Exercise: In the entries below, find every line holding the string "screenshot" and collect it.
Start of Source records
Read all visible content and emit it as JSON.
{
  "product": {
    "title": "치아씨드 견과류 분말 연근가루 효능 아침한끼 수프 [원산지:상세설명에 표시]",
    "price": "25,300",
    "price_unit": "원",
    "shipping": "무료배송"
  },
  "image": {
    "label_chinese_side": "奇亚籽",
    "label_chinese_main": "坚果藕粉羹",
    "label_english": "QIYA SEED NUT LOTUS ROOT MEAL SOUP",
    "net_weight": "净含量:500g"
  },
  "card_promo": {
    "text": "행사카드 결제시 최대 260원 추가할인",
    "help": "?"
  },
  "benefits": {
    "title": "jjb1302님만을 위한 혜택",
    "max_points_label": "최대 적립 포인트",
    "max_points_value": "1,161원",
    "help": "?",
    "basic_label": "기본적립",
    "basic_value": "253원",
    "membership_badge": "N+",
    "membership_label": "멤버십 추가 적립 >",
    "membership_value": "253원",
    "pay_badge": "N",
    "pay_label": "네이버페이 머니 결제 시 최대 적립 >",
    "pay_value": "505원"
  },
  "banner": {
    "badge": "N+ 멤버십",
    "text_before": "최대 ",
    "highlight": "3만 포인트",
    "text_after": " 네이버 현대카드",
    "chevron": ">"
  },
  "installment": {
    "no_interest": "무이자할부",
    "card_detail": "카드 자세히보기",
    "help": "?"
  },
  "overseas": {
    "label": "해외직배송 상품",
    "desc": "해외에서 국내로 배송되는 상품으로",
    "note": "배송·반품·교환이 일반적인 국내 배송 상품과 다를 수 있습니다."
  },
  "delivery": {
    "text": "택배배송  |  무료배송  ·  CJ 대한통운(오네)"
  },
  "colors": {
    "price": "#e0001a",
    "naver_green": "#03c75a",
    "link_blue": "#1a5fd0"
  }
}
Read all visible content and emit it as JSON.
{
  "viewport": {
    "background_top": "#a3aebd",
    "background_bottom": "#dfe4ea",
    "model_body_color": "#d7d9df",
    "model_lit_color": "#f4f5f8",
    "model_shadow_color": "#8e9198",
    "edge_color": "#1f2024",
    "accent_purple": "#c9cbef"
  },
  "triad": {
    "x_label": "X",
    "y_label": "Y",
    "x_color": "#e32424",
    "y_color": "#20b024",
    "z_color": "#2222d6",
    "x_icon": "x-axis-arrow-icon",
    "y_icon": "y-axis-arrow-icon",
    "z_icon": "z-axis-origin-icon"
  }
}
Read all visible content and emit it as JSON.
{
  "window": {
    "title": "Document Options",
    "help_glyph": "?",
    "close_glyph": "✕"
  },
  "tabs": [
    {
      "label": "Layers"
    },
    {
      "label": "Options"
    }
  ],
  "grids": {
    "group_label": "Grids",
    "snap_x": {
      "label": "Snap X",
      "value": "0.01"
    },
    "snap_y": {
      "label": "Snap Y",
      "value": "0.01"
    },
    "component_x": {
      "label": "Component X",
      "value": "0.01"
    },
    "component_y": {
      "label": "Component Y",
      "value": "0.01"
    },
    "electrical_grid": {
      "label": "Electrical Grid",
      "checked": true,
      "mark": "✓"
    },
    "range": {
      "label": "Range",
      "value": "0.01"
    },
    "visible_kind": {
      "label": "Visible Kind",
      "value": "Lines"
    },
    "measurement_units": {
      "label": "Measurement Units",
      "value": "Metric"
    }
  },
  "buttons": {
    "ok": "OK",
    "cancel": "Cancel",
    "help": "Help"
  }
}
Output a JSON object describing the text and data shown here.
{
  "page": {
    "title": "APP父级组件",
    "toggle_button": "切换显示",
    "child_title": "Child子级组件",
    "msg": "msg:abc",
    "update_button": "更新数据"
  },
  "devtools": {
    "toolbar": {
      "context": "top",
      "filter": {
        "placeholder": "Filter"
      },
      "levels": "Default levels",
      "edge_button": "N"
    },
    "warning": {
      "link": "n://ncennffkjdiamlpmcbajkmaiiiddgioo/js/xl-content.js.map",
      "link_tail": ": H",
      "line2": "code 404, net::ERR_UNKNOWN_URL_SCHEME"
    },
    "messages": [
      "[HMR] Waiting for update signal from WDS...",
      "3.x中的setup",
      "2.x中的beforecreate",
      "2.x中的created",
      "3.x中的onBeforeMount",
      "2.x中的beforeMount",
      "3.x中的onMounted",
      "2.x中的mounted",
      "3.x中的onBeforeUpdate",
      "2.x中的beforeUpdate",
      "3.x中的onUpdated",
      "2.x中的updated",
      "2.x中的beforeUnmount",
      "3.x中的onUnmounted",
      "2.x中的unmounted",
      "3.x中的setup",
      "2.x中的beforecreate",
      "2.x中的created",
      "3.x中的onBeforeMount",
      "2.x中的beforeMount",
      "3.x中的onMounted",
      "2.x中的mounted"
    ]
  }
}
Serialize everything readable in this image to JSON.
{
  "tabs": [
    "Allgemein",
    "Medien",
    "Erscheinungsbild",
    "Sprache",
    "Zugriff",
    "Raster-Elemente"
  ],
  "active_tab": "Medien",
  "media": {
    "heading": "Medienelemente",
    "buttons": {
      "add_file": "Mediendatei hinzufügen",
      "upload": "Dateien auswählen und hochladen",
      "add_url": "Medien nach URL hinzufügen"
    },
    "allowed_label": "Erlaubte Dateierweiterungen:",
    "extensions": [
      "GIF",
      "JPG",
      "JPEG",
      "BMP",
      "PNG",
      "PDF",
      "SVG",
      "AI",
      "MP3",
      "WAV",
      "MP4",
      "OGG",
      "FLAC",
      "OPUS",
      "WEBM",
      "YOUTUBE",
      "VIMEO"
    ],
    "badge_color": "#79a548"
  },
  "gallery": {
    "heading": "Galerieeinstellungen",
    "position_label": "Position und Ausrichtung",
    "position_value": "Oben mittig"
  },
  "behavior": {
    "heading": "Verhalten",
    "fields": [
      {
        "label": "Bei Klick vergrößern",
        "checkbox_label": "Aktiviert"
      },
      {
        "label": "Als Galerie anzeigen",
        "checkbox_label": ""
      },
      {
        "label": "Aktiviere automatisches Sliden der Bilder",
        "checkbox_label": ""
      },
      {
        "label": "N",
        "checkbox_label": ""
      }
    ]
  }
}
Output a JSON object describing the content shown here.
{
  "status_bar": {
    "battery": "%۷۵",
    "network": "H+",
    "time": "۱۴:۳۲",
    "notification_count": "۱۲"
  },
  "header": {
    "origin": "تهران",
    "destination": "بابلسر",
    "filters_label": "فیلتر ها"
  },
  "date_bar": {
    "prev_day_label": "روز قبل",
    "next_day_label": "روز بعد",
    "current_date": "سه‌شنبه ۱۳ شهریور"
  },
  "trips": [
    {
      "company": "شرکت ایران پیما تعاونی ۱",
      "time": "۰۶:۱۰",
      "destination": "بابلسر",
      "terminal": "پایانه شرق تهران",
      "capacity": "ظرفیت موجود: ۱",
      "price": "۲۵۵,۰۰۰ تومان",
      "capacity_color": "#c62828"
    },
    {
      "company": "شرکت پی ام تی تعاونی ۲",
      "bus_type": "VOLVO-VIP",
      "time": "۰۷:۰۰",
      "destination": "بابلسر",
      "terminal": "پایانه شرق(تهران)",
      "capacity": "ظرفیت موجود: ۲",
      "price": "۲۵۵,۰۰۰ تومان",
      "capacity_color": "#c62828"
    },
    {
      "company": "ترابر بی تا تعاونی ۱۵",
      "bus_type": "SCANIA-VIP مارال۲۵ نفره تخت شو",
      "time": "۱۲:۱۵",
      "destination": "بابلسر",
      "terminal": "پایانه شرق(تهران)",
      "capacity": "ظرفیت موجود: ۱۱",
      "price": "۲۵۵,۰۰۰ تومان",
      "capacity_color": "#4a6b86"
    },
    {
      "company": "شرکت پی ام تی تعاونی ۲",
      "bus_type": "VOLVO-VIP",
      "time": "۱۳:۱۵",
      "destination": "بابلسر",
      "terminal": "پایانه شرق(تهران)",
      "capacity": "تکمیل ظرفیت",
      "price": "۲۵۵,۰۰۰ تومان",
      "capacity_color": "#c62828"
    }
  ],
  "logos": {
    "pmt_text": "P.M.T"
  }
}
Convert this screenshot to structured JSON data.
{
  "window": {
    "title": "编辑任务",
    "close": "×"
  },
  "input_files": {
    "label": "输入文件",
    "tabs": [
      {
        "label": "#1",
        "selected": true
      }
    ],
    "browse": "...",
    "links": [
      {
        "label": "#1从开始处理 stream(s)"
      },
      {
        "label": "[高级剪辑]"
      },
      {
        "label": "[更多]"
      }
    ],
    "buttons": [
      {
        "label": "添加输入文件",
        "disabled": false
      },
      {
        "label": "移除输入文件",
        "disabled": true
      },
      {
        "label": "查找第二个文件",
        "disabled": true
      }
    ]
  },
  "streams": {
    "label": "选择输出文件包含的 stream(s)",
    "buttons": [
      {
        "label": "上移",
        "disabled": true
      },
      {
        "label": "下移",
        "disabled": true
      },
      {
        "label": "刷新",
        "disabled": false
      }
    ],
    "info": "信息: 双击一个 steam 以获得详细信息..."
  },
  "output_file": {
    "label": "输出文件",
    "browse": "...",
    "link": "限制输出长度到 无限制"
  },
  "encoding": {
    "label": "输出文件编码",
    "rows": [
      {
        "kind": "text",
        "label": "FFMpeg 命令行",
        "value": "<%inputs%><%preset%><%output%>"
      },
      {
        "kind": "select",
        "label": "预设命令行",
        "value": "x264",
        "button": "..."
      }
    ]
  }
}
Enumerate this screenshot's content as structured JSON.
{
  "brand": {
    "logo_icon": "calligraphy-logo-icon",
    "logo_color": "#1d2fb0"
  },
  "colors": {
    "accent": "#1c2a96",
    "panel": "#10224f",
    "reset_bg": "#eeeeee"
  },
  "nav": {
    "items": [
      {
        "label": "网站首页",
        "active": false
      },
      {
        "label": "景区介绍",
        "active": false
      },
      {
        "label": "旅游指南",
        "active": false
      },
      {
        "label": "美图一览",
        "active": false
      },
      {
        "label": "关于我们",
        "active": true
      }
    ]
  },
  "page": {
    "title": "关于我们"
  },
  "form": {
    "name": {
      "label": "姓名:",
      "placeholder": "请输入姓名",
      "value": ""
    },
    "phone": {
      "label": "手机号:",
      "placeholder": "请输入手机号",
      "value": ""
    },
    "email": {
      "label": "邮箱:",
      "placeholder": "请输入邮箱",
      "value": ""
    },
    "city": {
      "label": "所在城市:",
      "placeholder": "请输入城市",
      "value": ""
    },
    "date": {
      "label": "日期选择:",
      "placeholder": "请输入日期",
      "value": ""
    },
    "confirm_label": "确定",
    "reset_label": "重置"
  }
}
End of Source records
Solution for this task:
Convert this screenshot to structured JSON data.
Enumerate this screenshot's content as structured JSON.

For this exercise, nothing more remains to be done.